## Given request
All entries below are to be set down again, identical to the source.

#### Supplied data

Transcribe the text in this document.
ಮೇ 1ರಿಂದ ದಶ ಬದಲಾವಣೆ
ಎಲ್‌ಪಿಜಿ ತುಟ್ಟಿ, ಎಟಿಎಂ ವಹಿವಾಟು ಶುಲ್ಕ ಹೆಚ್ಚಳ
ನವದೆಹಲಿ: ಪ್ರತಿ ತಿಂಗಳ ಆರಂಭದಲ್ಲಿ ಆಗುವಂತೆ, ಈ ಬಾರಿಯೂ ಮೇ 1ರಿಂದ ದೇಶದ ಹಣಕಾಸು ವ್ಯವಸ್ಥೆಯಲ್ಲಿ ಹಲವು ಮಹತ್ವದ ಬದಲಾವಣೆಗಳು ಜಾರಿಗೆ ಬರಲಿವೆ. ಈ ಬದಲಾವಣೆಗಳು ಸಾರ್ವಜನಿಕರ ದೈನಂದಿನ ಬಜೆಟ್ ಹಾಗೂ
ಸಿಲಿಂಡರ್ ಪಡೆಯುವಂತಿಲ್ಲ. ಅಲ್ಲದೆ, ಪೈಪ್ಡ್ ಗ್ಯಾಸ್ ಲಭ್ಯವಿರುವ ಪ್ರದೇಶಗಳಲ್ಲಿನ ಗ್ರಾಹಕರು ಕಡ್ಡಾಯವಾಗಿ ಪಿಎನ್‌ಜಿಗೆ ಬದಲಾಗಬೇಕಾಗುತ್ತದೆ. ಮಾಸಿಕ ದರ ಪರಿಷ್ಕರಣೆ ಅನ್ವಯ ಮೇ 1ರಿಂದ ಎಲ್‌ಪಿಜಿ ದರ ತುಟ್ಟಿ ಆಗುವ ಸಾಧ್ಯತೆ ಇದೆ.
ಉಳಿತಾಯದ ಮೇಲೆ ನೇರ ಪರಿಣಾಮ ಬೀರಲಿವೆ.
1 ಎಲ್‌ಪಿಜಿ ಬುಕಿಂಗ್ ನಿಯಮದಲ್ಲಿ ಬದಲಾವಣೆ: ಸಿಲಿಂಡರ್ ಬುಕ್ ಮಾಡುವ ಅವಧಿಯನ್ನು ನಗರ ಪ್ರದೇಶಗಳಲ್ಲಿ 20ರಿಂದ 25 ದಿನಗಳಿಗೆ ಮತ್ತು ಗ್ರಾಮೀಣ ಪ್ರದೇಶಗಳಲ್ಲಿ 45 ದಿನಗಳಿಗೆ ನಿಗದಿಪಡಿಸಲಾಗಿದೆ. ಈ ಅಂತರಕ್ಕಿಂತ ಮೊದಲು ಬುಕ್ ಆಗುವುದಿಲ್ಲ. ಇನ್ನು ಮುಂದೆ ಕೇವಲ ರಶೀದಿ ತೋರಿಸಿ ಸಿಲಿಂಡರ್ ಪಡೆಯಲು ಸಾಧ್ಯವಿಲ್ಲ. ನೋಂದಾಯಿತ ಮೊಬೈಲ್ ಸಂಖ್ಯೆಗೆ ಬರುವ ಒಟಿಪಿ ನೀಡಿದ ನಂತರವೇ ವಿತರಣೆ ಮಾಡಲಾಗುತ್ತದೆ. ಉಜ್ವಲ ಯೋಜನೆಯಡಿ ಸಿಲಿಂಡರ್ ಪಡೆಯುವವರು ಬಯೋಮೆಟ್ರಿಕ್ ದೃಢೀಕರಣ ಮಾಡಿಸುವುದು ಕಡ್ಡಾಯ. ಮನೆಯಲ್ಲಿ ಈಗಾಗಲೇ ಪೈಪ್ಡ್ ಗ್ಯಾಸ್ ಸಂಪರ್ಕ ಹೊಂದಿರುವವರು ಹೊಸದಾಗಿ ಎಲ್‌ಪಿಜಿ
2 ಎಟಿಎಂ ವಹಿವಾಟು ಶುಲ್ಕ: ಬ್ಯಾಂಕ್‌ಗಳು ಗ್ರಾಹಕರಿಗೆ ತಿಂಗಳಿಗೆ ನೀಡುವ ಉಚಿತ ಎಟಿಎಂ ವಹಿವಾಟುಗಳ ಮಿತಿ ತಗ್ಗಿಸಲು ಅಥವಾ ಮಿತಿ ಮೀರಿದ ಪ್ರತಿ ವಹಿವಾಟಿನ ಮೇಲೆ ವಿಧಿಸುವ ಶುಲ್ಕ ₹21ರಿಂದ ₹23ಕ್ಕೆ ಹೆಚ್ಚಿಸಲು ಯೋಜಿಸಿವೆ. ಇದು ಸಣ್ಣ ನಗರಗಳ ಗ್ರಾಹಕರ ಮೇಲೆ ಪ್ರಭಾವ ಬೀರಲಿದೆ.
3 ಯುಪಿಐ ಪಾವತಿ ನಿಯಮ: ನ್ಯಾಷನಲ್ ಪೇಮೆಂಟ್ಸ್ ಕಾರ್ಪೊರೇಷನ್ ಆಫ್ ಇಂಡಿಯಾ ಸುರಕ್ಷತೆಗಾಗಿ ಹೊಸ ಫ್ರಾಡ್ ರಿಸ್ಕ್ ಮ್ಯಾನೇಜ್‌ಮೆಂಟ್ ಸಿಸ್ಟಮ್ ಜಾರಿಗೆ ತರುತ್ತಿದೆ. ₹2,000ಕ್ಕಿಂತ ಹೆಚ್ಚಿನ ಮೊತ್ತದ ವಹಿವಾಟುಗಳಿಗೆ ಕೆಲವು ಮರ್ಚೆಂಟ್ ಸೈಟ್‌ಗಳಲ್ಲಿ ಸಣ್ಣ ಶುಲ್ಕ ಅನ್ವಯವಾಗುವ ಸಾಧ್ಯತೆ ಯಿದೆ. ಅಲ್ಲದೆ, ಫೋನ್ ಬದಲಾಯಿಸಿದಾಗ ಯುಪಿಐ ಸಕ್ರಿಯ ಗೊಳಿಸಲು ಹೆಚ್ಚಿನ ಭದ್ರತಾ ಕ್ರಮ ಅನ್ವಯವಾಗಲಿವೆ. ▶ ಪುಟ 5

########

## Result of this exercise
Transcribe the text in this document.
ಮೇ 1ರಿಂದ ದಶ ಬದಲಾವಣೆ
ಎಲ್‌ಪಿಜಿ ತುಟ್ಟಿ, ಎಟಿಎಂ ವಹಿವಾಟು ಶುಲ್ಕ ಹೆಚ್ಚಳ
ನವದೆಹಲಿ: ಪ್ರತಿ ತಿಂಗಳ ಆರಂಭದಲ್ಲಿ ಆಗುವಂತೆ, ಈ ಬಾರಿಯೂ ಮೇ 1ರಿಂದ ದೇಶದ ಹಣಕಾಸು ವ್ಯವಸ್ಥೆಯಲ್ಲಿ ಹಲವು ಮಹತ್ವದ ಬದಲಾವಣೆಗಳು ಜಾರಿಗೆ ಬರಲಿವೆ. ಈ ಬದಲಾವಣೆಗಳು ಸಾರ್ವಜನಿಕರ ದೈನಂದಿನ ಬಜೆಟ್ ಹಾಗೂ
ಸಿಲಿಂಡರ್ ಪಡೆಯುವಂತಿಲ್ಲ. ಅಲ್ಲದೆ, ಪೈಪ್ಡ್ ಗ್ಯಾಸ್ ಲಭ್ಯವಿರುವ ಪ್ರದೇಶಗಳಲ್ಲಿನ ಗ್ರಾಹಕರು ಕಡ್ಡಾಯವಾಗಿ ಪಿಎನ್‌ಜಿಗೆ ಬದಲಾಗಬೇಕಾಗುತ್ತದೆ. ಮಾಸಿಕ ದರ ಪರಿಷ್ಕರಣೆ ಅನ್ವಯ ಮೇ 1ರಿಂದ ಎಲ್‌ಪಿಜಿ ದರ ತುಟ್ಟಿ ಆಗುವ ಸಾಧ್ಯತೆ ಇದೆ.
ಉಳಿತಾಯದ ಮೇಲೆ ನೇರ ಪರಿಣಾಮ ಬೀರಲಿವೆ.
1 ಎಲ್‌ಪಿಜಿ ಬುಕಿಂಗ್ ನಿಯಮದಲ್ಲಿ ಬದಲಾವಣೆ: ಸಿಲಿಂಡರ್ ಬುಕ್ ಮಾಡುವ ಅವಧಿಯನ್ನು ನಗರ ಪ್ರದೇಶಗಳಲ್ಲಿ 20ರಿಂದ 25 ದಿನಗಳಿಗೆ ಮತ್ತು ಗ್ರಾಮೀಣ ಪ್ರದೇಶಗಳಲ್ಲಿ 45 ದಿನಗಳಿಗೆ ನಿಗದಿಪಡಿಸಲಾಗಿದೆ. ಈ ಅಂತರಕ್ಕಿಂತ ಮೊದಲು ಬುಕ್ ಆಗುವುದಿಲ್ಲ. ಇನ್ನು ಮುಂದೆ ಕೇವಲ ರಶೀದಿ ತೋರಿಸಿ ಸಿಲಿಂಡರ್ ಪಡೆಯಲು ಸಾಧ್ಯವಿಲ್ಲ. ನೋಂದಾಯಿತ ಮೊಬೈಲ್ ಸಂಖ್ಯೆಗೆ ಬರುವ ಒಟಿಪಿ ನೀಡಿದ ನಂತರವೇ ವಿತರಣೆ ಮಾಡಲಾಗುತ್ತದೆ. ಉಜ್ವಲ ಯೋಜನೆಯಡಿ ಸಿಲಿಂಡರ್ ಪಡೆಯುವವರು ಬಯೋಮೆಟ್ರಿಕ್ ದೃಢೀಕರಣ ಮಾಡಿಸುವುದು ಕಡ್ಡಾಯ. ಮನೆಯಲ್ಲಿ ಈಗಾಗಲೇ ಪೈಪ್ಡ್ ಗ್ಯಾಸ್ ಸಂಪರ್ಕ ಹೊಂದಿರುವವರು ಹೊಸದಾಗಿ ಎಲ್‌ಪಿಜಿ
2 ಎಟಿಎಂ ವಹಿವಾಟು ಶುಲ್ಕ: ಬ್ಯಾಂಕ್‌ಗಳು ಗ್ರಾಹಕರಿಗೆ ತಿಂಗಳಿಗೆ ನೀಡುವ ಉಚಿತ ಎಟಿಎಂ ವಹಿವಾಟುಗಳ ಮಿತಿ ತಗ್ಗಿಸಲು ಅಥವಾ ಮಿತಿ ಮೀರಿದ ಪ್ರತಿ ವಹಿವಾಟಿನ ಮೇಲೆ ವಿಧಿಸುವ ಶುಲ್ಕ ₹21ರಿಂದ ₹23ಕ್ಕೆ ಹೆಚ್ಚಿಸಲು ಯೋಜಿಸಿವೆ. ಇದು ಸಣ್ಣ ನಗರಗಳ ಗ್ರಾಹಕರ ಮೇಲೆ ಪ್ರಭಾವ ಬೀರಲಿದೆ.
3 ಯುಪಿಐ ಪಾವತಿ ನಿಯಮ: ನ್ಯಾಷನಲ್ ಪೇಮೆಂಟ್ಸ್ ಕಾರ್ಪೊರೇಷನ್ ಆಫ್ ಇಂಡಿಯಾ ಸುರಕ್ಷತೆಗಾಗಿ ಹೊಸ ಫ್ರಾಡ್ ರಿಸ್ಕ್ ಮ್ಯಾನೇಜ್‌ಮೆಂಟ್ ಸಿಸ್ಟಮ್ ಜಾರಿಗೆ ತರುತ್ತಿದೆ. ₹2,000ಕ್ಕಿಂತ ಹೆಚ್ಚಿನ ಮೊತ್ತದ ವಹಿವಾಟುಗಳಿಗೆ ಕೆಲವು ಮರ್ಚೆಂಟ್ ಸೈಟ್‌ಗಳಲ್ಲಿ ಸಣ್ಣ ಶುಲ್ಕ ಅನ್ವಯವಾಗುವ ಸಾಧ್ಯತೆ ಯಿದೆ. ಅಲ್ಲದೆ, ಫೋನ್ ಬದಲಾಯಿಸಿದಾಗ ಯುಪಿಐ ಸಕ್ರಿಯ ಗೊಳಿಸಲು ಹೆಚ್ಚಿನ ಭದ್ರತಾ ಕ್ರಮ ಅನ್ವಯವಾಗಲಿವೆ. ▶ ಪುಟ 5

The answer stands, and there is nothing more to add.